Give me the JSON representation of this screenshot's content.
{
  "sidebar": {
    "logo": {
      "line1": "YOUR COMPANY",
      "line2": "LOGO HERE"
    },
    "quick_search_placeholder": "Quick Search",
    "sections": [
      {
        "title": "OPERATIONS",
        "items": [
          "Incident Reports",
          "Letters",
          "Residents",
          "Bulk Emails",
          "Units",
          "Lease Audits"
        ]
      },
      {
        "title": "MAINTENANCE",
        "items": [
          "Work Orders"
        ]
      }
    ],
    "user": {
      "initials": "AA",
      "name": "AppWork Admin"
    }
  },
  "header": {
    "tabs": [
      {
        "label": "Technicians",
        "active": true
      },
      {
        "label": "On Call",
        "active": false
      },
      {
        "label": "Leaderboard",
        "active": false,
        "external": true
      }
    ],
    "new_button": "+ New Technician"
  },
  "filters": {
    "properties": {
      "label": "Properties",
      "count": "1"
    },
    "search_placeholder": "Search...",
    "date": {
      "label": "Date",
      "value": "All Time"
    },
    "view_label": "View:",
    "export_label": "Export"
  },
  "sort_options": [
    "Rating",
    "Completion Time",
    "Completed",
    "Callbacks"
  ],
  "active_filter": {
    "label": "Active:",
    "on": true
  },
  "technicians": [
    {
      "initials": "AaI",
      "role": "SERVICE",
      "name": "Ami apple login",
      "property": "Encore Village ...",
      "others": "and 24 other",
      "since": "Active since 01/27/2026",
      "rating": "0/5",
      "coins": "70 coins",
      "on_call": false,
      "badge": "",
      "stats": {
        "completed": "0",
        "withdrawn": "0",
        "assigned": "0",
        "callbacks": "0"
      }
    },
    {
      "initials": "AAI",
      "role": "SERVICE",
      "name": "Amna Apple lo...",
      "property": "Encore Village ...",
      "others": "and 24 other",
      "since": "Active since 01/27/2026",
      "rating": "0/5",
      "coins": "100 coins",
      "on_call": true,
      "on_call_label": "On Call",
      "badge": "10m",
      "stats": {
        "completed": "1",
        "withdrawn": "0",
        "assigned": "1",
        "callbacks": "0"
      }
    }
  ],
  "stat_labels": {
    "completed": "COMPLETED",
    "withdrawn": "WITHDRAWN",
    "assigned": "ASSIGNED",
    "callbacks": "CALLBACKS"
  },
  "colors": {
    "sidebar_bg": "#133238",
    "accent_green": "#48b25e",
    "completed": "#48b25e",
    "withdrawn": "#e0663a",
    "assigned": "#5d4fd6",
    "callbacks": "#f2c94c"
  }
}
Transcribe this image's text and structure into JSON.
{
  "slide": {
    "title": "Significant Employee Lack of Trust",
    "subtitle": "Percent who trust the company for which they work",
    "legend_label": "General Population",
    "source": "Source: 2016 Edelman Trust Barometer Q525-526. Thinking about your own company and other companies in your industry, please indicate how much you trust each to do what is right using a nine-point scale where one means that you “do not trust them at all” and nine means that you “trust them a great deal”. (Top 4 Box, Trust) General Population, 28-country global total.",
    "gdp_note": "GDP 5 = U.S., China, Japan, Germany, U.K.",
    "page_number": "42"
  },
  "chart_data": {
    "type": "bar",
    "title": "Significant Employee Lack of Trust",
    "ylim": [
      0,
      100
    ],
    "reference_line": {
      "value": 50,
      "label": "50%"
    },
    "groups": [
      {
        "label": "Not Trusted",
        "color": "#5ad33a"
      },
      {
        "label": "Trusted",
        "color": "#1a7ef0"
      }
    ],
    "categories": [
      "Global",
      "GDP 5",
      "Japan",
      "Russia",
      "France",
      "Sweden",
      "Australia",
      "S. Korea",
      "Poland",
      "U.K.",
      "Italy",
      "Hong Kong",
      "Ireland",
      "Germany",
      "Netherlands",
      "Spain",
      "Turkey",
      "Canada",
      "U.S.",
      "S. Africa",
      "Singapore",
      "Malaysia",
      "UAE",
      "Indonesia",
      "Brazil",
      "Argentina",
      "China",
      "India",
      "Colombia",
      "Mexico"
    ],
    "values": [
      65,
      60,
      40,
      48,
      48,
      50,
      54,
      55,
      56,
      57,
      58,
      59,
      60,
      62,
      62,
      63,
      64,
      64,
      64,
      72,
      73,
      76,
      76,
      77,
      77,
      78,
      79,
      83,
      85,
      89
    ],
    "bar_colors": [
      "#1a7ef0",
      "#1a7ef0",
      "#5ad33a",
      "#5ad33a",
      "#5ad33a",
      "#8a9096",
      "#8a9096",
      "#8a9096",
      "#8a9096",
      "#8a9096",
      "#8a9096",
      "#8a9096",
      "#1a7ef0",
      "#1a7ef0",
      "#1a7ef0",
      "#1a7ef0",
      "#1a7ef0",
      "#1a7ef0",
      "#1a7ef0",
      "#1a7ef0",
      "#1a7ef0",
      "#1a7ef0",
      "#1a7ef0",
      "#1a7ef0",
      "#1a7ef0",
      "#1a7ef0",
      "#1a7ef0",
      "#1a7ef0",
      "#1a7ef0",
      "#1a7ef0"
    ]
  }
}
▬▬▬▬▬▬
• **SET TASK**: Find the word "initials" in the data and show each line that holds it.

• **ANSWER TO THE PROBLEM**:
      "initials": "AA",
      "initials": "AaI",
      "initials": "AAI",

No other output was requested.